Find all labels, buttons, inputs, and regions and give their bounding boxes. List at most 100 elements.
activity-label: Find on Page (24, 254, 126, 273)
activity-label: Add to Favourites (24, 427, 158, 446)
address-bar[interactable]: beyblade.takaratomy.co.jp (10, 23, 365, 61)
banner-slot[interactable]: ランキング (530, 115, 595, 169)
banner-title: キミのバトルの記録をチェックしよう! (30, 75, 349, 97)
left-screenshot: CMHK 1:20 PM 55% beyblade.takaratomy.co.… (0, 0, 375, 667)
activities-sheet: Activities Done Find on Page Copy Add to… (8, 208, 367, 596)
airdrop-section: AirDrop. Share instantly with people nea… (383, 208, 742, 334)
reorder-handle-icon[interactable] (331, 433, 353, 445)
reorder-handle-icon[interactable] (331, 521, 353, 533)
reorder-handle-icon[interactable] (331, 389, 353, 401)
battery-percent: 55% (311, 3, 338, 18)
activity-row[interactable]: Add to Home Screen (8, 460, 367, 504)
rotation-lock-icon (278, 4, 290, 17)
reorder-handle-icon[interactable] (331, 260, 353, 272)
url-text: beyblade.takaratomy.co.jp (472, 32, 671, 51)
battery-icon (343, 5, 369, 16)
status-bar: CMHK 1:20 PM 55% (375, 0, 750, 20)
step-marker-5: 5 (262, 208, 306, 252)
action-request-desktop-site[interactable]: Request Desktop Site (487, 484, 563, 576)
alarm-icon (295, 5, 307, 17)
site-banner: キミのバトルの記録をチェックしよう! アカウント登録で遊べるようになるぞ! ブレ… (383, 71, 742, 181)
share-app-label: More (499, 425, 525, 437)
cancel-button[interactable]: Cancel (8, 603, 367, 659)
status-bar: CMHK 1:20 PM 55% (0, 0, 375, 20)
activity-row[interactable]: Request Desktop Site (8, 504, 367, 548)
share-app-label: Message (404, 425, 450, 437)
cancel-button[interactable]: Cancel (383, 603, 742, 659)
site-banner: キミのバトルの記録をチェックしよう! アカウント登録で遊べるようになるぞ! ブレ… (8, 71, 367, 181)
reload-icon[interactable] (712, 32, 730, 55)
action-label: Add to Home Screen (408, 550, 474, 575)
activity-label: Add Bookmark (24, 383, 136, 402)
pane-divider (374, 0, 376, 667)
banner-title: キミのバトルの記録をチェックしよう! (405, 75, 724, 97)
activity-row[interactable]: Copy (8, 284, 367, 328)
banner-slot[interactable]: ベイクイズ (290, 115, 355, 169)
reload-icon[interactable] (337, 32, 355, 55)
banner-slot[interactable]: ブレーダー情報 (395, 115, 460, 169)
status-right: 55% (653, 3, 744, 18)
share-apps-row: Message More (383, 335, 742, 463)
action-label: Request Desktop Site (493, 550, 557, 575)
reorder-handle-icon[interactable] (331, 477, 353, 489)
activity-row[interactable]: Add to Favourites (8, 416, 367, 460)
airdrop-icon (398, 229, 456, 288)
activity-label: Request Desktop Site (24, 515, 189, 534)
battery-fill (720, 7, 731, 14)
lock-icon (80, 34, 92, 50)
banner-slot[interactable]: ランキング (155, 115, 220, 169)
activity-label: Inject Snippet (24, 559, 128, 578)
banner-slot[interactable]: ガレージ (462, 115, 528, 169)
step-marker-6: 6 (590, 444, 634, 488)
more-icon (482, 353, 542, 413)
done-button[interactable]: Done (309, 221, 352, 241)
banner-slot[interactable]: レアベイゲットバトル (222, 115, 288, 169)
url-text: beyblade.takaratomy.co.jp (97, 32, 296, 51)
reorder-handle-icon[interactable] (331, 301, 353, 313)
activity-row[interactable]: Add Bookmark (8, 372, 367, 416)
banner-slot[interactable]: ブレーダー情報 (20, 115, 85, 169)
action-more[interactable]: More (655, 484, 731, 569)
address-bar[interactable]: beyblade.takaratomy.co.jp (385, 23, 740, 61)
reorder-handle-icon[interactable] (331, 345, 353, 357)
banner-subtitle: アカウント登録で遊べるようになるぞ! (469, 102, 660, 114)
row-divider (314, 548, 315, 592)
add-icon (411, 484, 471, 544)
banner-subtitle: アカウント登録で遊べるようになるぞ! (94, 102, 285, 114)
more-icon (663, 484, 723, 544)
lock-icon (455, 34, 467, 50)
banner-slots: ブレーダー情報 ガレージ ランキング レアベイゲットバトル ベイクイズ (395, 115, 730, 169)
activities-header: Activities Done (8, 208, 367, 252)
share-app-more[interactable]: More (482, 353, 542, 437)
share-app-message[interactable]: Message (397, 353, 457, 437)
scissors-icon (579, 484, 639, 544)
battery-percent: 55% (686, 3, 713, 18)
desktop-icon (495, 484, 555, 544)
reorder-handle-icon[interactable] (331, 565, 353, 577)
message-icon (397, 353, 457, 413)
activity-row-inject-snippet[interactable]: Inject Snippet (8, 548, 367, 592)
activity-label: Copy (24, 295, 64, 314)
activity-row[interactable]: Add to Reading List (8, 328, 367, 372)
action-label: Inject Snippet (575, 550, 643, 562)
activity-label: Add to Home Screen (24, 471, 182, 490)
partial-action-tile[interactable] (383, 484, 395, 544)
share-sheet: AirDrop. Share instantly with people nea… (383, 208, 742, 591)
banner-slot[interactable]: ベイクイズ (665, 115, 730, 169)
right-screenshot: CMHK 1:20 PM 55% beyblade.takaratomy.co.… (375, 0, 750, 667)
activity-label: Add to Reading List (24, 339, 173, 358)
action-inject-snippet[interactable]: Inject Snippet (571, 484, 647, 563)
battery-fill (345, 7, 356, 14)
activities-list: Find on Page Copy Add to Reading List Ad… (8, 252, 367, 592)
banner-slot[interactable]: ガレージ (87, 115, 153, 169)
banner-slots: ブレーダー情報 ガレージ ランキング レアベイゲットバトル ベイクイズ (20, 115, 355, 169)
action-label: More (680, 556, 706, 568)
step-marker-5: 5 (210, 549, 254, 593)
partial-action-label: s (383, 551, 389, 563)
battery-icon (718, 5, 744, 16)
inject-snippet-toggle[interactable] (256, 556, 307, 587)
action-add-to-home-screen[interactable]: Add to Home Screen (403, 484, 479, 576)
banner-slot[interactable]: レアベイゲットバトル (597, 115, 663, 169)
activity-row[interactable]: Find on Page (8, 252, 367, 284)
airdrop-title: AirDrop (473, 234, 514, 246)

WHAT YOU WILL DO — Reproduce word for word the rows above, from the first line through the line containing "activity-label: Add to Favourites", with that line included.

COMPLETE RESPONSE —
Find all labels, buttons, inputs, and regions and give their bounding boxes. List at most 100 elements.
activity-label: Find on Page (24, 254, 126, 273)
activity-label: Add to Favourites (24, 427, 158, 446)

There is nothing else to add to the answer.